● Set exercise
Reproduce the data in its entirety, exactly as supplied.

● Dataset records
##########
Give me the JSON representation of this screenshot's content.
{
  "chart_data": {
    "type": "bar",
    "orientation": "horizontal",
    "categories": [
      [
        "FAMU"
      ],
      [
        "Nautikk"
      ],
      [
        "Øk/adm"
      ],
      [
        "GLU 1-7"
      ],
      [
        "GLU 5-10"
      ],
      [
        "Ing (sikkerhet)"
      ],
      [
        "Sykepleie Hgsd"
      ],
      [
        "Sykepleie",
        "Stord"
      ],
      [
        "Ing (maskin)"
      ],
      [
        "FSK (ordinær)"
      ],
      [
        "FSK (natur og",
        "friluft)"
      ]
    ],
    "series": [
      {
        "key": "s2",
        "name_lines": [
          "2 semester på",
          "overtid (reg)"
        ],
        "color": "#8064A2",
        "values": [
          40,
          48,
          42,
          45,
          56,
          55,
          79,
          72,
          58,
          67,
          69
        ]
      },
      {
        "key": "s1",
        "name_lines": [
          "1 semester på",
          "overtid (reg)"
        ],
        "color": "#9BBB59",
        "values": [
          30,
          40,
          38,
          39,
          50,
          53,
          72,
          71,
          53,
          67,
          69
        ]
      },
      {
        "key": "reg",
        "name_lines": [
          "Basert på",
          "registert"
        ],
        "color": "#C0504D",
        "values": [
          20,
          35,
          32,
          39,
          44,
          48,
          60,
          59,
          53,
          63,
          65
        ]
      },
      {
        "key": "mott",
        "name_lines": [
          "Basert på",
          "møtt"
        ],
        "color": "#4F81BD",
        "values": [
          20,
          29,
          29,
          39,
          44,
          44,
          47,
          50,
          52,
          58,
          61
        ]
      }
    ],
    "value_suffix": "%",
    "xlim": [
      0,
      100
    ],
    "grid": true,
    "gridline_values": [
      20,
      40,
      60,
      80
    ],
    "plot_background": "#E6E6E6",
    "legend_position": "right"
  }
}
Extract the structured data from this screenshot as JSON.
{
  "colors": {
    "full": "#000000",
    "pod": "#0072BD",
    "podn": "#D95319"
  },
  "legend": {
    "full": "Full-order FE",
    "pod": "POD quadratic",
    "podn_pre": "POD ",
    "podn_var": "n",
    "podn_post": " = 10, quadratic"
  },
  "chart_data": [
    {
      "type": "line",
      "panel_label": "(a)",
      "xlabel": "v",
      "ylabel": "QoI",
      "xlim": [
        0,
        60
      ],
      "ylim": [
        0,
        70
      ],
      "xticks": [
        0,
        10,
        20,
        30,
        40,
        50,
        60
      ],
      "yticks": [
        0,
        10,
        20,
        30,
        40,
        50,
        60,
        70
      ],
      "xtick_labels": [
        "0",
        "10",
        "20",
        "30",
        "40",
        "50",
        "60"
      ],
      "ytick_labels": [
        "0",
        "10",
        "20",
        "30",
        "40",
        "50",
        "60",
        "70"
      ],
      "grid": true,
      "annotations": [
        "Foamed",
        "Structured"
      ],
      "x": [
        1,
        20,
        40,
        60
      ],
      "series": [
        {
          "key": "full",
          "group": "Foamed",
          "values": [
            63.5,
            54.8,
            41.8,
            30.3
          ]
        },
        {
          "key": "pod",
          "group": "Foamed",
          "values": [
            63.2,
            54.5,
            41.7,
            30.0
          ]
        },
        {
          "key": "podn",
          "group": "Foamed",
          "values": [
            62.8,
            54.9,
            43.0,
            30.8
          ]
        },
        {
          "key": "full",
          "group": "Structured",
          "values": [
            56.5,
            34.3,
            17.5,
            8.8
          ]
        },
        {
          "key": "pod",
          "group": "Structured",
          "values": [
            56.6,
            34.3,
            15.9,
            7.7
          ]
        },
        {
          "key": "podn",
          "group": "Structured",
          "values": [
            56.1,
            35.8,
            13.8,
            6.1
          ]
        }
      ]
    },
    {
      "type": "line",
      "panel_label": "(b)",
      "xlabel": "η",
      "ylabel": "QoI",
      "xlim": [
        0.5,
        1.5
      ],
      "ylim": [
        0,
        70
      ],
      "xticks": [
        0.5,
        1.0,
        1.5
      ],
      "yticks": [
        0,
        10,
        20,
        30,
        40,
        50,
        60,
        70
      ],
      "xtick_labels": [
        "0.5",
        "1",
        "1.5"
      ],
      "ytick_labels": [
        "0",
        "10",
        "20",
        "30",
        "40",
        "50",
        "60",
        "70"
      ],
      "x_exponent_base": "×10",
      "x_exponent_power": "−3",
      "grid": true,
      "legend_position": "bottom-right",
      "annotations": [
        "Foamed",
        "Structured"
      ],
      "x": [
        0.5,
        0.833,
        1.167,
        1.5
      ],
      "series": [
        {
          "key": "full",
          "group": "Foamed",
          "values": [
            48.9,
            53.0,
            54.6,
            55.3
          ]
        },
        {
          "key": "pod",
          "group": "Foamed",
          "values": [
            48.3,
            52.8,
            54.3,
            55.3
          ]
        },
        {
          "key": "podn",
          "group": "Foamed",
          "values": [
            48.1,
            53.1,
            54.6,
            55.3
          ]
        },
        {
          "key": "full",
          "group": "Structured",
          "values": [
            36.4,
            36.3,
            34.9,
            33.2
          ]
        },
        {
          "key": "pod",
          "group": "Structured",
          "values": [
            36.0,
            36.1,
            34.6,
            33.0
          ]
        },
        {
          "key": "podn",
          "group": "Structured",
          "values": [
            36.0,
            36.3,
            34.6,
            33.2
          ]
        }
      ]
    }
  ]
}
##########
● Exercise solution
Give me the JSON representation of this screenshot's content.
{
  "chart_data": {
    "type": "bar",
    "orientation": "horizontal",
    "categories": [
      [
        "FAMU"
      ],
      [
        "Nautikk"
      ],
      [
        "Øk/adm"
      ],
      [
        "GLU 1-7"
      ],
      [
        "GLU 5-10"
      ],
      [
        "Ing (sikkerhet)"
      ],
      [
        "Sykepleie Hgsd"
      ],
      [
        "Sykepleie",
        "Stord"
      ],
      [
        "Ing (maskin)"
      ],
      [
        "FSK (ordinær)"
      ],
      [
        "FSK (natur og",
        "friluft)"
      ]
    ],
    "series": [
      {
        "key": "s2",
        "name_lines": [
          "2 semester på",
          "overtid (reg)"
        ],
        "color": "#8064A2",
        "values": [
          40,
          48,
          42,
          45,
          56,
          55,
          79,
          72,
          58,
          67,
          69
        ]
      },
      {
        "key": "s1",
        "name_lines": [
          "1 semester på",
          "overtid (reg)"
        ],
        "color": "#9BBB59",
        "values": [
          30,
          40,
          38,
          39,
          50,
          53,
          72,
          71,
          53,
          67,
          69
        ]
      },
      {
        "key": "reg",
        "name_lines": [
          "Basert på",
          "registert"
        ],
        "color": "#C0504D",
        "values": [
          20,
          35,
          32,
          39,
          44,
          48,
          60,
          59,
          53,
          63,
          65
        ]
      },
      {
        "key": "mott",
        "name_lines": [
          "Basert på",
          "møtt"
        ],
        "color": "#4F81BD",
        "values": [
          20,
          29,
          29,
          39,
          44,
          44,
          47,
          50,
          52,
          58,
          61
        ]
      }
    ],
    "value_suffix": "%",
    "xlim": [
      0,
      100
    ],
    "grid": true,
    "gridline_values": [
      20,
      40,
      60,
      80
    ],
    "plot_background": "#E6E6E6",
    "legend_position": "right"
  }
}
Extract the structured data from this screenshot as JSON.
{
  "colors": {
    "full": "#000000",
    "pod": "#0072BD",
    "podn": "#D95319"
  },
  "legend": {
    "full": "Full-order FE",
    "pod": "POD quadratic",
    "podn_pre": "POD ",
    "podn_var": "n",
    "podn_post": " = 10, quadratic"
  },
  "chart_data": [
    {
      "type": "line",
      "panel_label": "(a)",
      "xlabel": "v",
      "ylabel": "QoI",
      "xlim": [
        0,
        60
      ],
      "ylim": [
        0,
        70
      ],
      "xticks": [
        0,
        10,
        20,
        30,
        40,
        50,
        60
      ],
      "yticks": [
        0,
        10,
        20,
        30,
        40,
        50,
        60,
        70
      ],
      "xtick_labels": [
        "0",
        "10",
        "20",
        "30",
        "40",
        "50",
        "60"
      ],
      "ytick_labels": [
        "0",
        "10",
        "20",
        "30",
        "40",
        "50",
        "60",
        "70"
      ],
      "grid": true,
      "annotations": [
        "Foamed",
        "Structured"
      ],
      "x": [
        1,
        20,
        40,
        60
      ],
      "series": [
        {
          "key": "full",
          "group": "Foamed",
          "values": [
            63.5,
            54.8,
            41.8,
            30.3
          ]
        },
        {
          "key": "pod",
          "group": "Foamed",
          "values": [
            63.2,
            54.5,
            41.7,
            30.0
          ]
        },
        {
          "key": "podn",
          "group": "Foamed",
          "values": [
            62.8,
            54.9,
            43.0,
            30.8
          ]
        },
        {
          "key": "full",
          "group": "Structured",
          "values": [
            56.5,
            34.3,
            17.5,
            8.8
          ]
        },
        {
          "key": "pod",
          "group": "Structured",
          "values": [
            56.6,
            34.3,
            15.9,
            7.7
          ]
        },
        {
          "key": "podn",
          "group": "Structured",
          "values": [
            56.1,
            35.8,
            13.8,
            6.1
          ]
        }
      ]
    },
    {
      "type": "line",
      "panel_label": "(b)",
      "xlabel": "η",
      "ylabel": "QoI",
      "xlim": [
        0.5,
        1.5
      ],
      "ylim": [
        0,
        70
      ],
      "xticks": [
        0.5,
        1.0,
        1.5
      ],
      "yticks": [
        0,
        10,
        20,
        30,
        40,
        50,
        60,
        70
      ],
      "xtick_labels": [
        "0.5",
        "1",
        "1.5"
      ],
      "ytick_labels": [
        "0",
        "10",
        "20",
        "30",
        "40",
        "50",
        "60",
        "70"
      ],
      "x_exponent_base": "×10",
      "x_exponent_power": "−3",
      "grid": true,
      "legend_position": "bottom-right",
      "annotations": [
        "Foamed",
        "Structured"
      ],
      "x": [
        0.5,
        0.833,
        1.167,
        1.5
      ],
      "series": [
        {
          "key": "full",
          "group": "Foamed",
          "values": [
            48.9,
            53.0,
            54.6,
            55.3
          ]
        },
        {
          "key": "pod",
          "group": "Foamed",
          "values": [
            48.3,
            52.8,
            54.3,
            55.3
          ]
        },
        {
          "key": "podn",
          "group": "Foamed",
          "values": [
            48.1,
            53.1,
            54.6,
            55.3
          ]
        },
        {
          "key": "full",
          "group": "Structured",
          "values": [
            36.4,
            36.3,
            34.9,
            33.2
          ]
        },
        {
          "key": "pod",
          "group": "Structured",
          "values": [
            36.0,
            36.1,
            34.6,
            33.0
          ]
        },
        {
          "key": "podn",
          "group": "Structured",
          "values": [
            36.0,
            36.3,
            34.6,
            33.2
          ]
        }
      ]
    }
  ]
}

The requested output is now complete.